## 다음 과제 수행
**1)** 아래 발췌문에 비추어 (a) debug가 True이면 history는 처음 10000행만 남긴다, (b) merchants.csv 파일도 읽어 들인다, (c) 경고 메시지가 모두 표시되도록 설정한다가 각각 맞는지 예 또는 아니요로 답하고, 판단 근거가 되는 발췌문의 문구를 그대로 인용하세요.
**2)** 발췌문에서 "end_mem = df.memory_usage().sum()"부터 "end_mem) / start_mem))"까지의 구간을 원문 그대로 반환하세요.

## 발췌문
========================

* 피처엔지니어링 통합본
* 생각한 피처와 참고한 커널 등 모든 피처에 대해 정리

# 사전작업

## 모듈 임포트

In [1]:
import numpy as np
import pandas as pd
import matplotlib.pyplot as plt
import datetime
import seaborn as sns
import gc

In [2]:
import warnings
warnings.filterwarnings('ignore')

In [3]:
pd.set_option('display.max_columns', 400)

## 데이터 로드

In [4]:
path = './data/'

In [5]:
train = pd.read_csv(path + 'train.csv')
test = pd.read_csv(path + 'test.csv')
history = pd.read_csv(path + 'historical_transactions.csv')
new_history = pd.read_csv(path + 'new_merchant_transactions.csv')
# merchant = pd.read_csv(path + 'merchants.csv')

In [6]:
debug = True

if debug:
    history = history[:10000]
    new_history = new_history[:10000]

## 데이터 크기 줄이기

In [55]:
def reduce_mem_usage(df, verbose=True):
    numerics = ['int16', 'int32', 'int64', 'float16', 'float32', 'float64']
    start_mem = df.memory_usage().sum() / 1024**2    
    for col in df.columns:
        col_type = df[col].dtypes
        if col_type in numerics:
            c_min = df[col].min()
            c_max = df[col].max()
            if str(col_type)[:3] == 'int':
                if c_min > np.iinfo(np.int8).min and c_max < np.iinfo(np.int8).max:
                    df[col] = df[col].astype(np.int8)
                elif c_min > np.iinfo(np.int16).min and c_max < np.iinfo(np.int16).max:
                    df[col] = df[col].astype(np.int16)
                elif c_min > np.iinfo(np.int32).min and c_max < np.iinfo(np.int32).max:
                    df[col] = df[col].astype(np.int32)
                elif c_min > np.iinfo(np.int64).min and c_max < np.iinfo(np.int64).max:
                    df[col] = df[col].astype(np.int64)  
            else:
                if c_min > np.finfo(np.float16).min and c_max < np.finfo(np.float16).max:
                    df[col] = df[col].astype(np.float16)
                elif c_min > np.finfo(np.float32).min and c_max < np.finfo(np.float32).max:
                    df[col] = df[col].astype(np.float32)
                else:
                    df[col] = df[col].astype(np.float64)    
    end_mem = df.memory_usage().sum() / 1024**2
    if verbose: print('Mem. usage decreased to {:5.2f} Mb ({:.1f}% reduction)'.format(end_mem, 100 * (start_mem - end_mem) / start_mem))

========================

## 제공 데이터
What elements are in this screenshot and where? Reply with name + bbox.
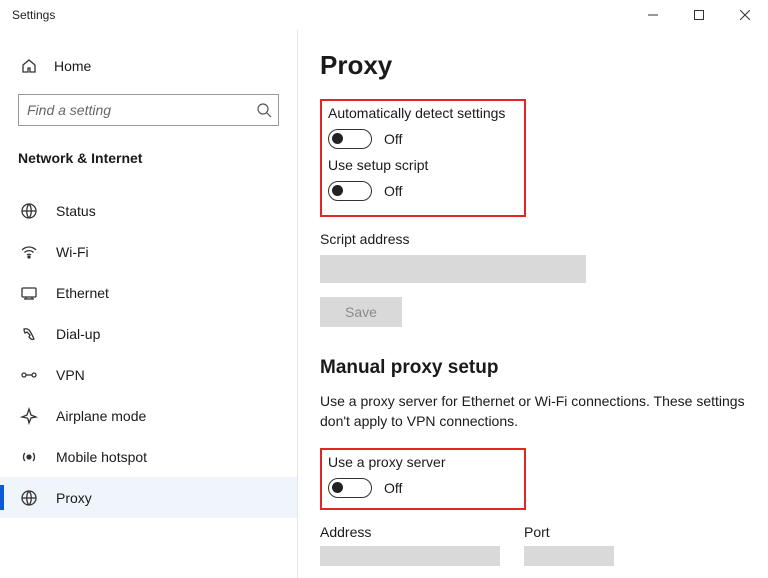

========================

## 순서별 정답
**1)**
(a) 예: "history = history[:10000]"
(b) 아니요: "# merchant = pd.read_csv(path + 'merchants.csv')"
(c) 아니요: "warnings.filterwarnings('ignore')"

**2)**
end_mem = df.memory_usage().sum() / 1024**2
    if verbose: print('Mem. usage decreased to {:5.2f} Mb ({:.1f}% reduction)'.format(end_mem, 100 * (start_mem - end_mem) / start_mem))